■ INSTRUCTIONS TO FOLLOW ■
Write out all of the data exactly as it appears.

(Stored data)
********

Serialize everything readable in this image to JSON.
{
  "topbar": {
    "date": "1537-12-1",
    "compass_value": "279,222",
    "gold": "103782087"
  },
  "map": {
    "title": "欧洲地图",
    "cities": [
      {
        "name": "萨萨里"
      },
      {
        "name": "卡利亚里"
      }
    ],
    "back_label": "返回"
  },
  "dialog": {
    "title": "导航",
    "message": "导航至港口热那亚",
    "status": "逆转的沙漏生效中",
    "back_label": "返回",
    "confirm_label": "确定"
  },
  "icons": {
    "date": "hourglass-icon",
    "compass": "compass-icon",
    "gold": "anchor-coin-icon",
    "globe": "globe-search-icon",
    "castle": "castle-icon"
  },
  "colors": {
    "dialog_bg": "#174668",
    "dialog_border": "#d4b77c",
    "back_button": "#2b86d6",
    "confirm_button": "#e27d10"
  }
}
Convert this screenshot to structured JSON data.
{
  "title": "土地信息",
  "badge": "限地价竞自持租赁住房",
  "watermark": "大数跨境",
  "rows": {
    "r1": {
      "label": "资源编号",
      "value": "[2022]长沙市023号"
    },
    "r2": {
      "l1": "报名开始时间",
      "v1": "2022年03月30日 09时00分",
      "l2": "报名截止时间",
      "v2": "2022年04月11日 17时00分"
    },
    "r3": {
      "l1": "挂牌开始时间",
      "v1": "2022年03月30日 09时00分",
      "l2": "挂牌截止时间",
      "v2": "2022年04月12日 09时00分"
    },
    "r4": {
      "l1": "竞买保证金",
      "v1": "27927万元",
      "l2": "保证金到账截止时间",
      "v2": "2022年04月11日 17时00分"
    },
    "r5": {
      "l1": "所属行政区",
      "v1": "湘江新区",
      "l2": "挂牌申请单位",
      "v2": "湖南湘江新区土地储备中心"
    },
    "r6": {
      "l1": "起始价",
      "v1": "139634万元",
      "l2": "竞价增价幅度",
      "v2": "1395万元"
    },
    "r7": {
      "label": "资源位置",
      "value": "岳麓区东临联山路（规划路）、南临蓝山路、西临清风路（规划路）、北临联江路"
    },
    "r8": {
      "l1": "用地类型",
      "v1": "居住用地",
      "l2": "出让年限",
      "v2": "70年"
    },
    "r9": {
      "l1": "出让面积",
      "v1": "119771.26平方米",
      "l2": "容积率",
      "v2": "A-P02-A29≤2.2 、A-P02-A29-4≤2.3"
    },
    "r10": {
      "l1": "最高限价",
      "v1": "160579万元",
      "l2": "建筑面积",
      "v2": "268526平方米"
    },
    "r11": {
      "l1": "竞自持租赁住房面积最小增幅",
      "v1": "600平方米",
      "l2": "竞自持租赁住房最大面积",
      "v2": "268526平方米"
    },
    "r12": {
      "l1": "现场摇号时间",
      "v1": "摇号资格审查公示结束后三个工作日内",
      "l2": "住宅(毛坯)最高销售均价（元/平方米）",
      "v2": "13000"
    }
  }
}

********

■ EXPECTED OUTPUT ■
Serialize everything readable in this image to JSON.
{
  "topbar": {
    "date": "1537-12-1",
    "compass_value": "279,222",
    "gold": "103782087"
  },
  "map": {
    "title": "欧洲地图",
    "cities": [
      {
        "name": "萨萨里"
      },
      {
        "name": "卡利亚里"
      }
    ],
    "back_label": "返回"
  },
  "dialog": {
    "title": "导航",
    "message": "导航至港口热那亚",
    "status": "逆转的沙漏生效中",
    "back_label": "返回",
    "confirm_label": "确定"
  },
  "icons": {
    "date": "hourglass-icon",
    "compass": "compass-icon",
    "gold": "anchor-coin-icon",
    "globe": "globe-search-icon",
    "castle": "castle-icon"
  },
  "colors": {
    "dialog_bg": "#174668",
    "dialog_border": "#d4b77c",
    "back_button": "#2b86d6",
    "confirm_button": "#e27d10"
  }
}
Convert this screenshot to structured JSON data.
{
  "title": "土地信息",
  "badge": "限地价竞自持租赁住房",
  "watermark": "大数跨境",
  "rows": {
    "r1": {
      "label": "资源编号",
      "value": "[2022]长沙市023号"
    },
    "r2": {
      "l1": "报名开始时间",
      "v1": "2022年03月30日 09时00分",
      "l2": "报名截止时间",
      "v2": "2022年04月11日 17时00分"
    },
    "r3": {
      "l1": "挂牌开始时间",
      "v1": "2022年03月30日 09时00分",
      "l2": "挂牌截止时间",
      "v2": "2022年04月12日 09时00分"
    },
    "r4": {
      "l1": "竞买保证金",
      "v1": "27927万元",
      "l2": "保证金到账截止时间",
      "v2": "2022年04月11日 17时00分"
    },
    "r5": {
      "l1": "所属行政区",
      "v1": "湘江新区",
      "l2": "挂牌申请单位",
      "v2": "湖南湘江新区土地储备中心"
    },
    "r6": {
      "l1": "起始价",
      "v1": "139634万元",
      "l2": "竞价增价幅度",
      "v2": "1395万元"
    },
    "r7": {
      "label": "资源位置",
      "value": "岳麓区东临联山路（规划路）、南临蓝山路、西临清风路（规划路）、北临联江路"
    },
    "r8": {
      "l1": "用地类型",
      "v1": "居住用地",
      "l2": "出让年限",
      "v2": "70年"
    },
    "r9": {
      "l1": "出让面积",
      "v1": "119771.26平方米",
      "l2": "容积率",
      "v2": "A-P02-A29≤2.2 、A-P02-A29-4≤2.3"
    },
    "r10": {
      "l1": "最高限价",
      "v1": "160579万元",
      "l2": "建筑面积",
      "v2": "268526平方米"
    },
    "r11": {
      "l1": "竞自持租赁住房面积最小增幅",
      "v1": "600平方米",
      "l2": "竞自持租赁住房最大面积",
      "v2": "268526平方米"
    },
    "r12": {
      "l1": "现场摇号时间",
      "v1": "摇号资格审查公示结束后三个工作日内",
      "l2": "住宅(毛坯)最高销售均价（元/平方米）",
      "v2": "13000"
    }
  }
}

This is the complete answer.